─── DATA SHOWN ───

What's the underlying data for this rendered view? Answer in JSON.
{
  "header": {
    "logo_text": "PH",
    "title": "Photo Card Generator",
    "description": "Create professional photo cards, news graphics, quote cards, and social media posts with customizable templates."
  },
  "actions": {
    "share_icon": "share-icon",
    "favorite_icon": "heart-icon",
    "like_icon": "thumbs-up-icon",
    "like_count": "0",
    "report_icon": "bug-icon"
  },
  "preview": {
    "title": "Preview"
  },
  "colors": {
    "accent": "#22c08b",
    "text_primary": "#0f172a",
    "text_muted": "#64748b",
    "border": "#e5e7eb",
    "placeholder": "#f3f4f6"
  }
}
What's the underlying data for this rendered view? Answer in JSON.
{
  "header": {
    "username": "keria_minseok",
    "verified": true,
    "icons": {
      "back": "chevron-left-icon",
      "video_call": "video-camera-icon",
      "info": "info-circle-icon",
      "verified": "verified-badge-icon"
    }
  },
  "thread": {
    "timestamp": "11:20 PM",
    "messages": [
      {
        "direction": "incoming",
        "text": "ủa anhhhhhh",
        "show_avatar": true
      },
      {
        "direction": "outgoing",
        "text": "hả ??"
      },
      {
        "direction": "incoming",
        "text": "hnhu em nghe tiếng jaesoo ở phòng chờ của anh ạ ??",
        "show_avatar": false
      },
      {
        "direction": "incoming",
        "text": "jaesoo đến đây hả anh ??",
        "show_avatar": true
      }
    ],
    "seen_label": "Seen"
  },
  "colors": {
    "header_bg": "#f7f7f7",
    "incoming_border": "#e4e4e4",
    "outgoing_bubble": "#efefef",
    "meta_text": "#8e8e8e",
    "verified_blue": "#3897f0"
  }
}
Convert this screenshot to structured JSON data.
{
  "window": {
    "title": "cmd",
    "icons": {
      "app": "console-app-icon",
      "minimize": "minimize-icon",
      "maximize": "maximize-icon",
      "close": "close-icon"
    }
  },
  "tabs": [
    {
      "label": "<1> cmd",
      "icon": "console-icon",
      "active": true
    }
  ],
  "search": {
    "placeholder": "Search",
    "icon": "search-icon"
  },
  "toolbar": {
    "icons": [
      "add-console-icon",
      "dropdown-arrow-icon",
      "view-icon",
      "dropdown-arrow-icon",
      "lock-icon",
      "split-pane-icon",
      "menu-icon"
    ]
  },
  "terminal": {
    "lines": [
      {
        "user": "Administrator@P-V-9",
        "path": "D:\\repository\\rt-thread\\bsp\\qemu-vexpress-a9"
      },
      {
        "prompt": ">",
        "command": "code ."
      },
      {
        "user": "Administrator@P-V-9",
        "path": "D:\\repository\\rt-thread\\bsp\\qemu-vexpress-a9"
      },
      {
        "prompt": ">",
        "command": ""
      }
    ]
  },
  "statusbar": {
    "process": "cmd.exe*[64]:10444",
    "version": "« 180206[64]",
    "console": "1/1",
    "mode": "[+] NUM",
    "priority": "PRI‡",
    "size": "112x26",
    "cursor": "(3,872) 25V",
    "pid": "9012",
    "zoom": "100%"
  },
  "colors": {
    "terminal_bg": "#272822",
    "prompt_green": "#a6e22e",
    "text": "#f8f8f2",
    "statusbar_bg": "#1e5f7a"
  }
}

───

● **WRITTEN INSTRUCTION**:
Your task is to list each line of the records with the word "jaesoo".

● **TASK SOLUTION**:
        "text": "hnhu em nghe tiếng jaesoo ở phòng chờ của anh ạ ??",
        "text": "jaesoo đến đây hả anh ??",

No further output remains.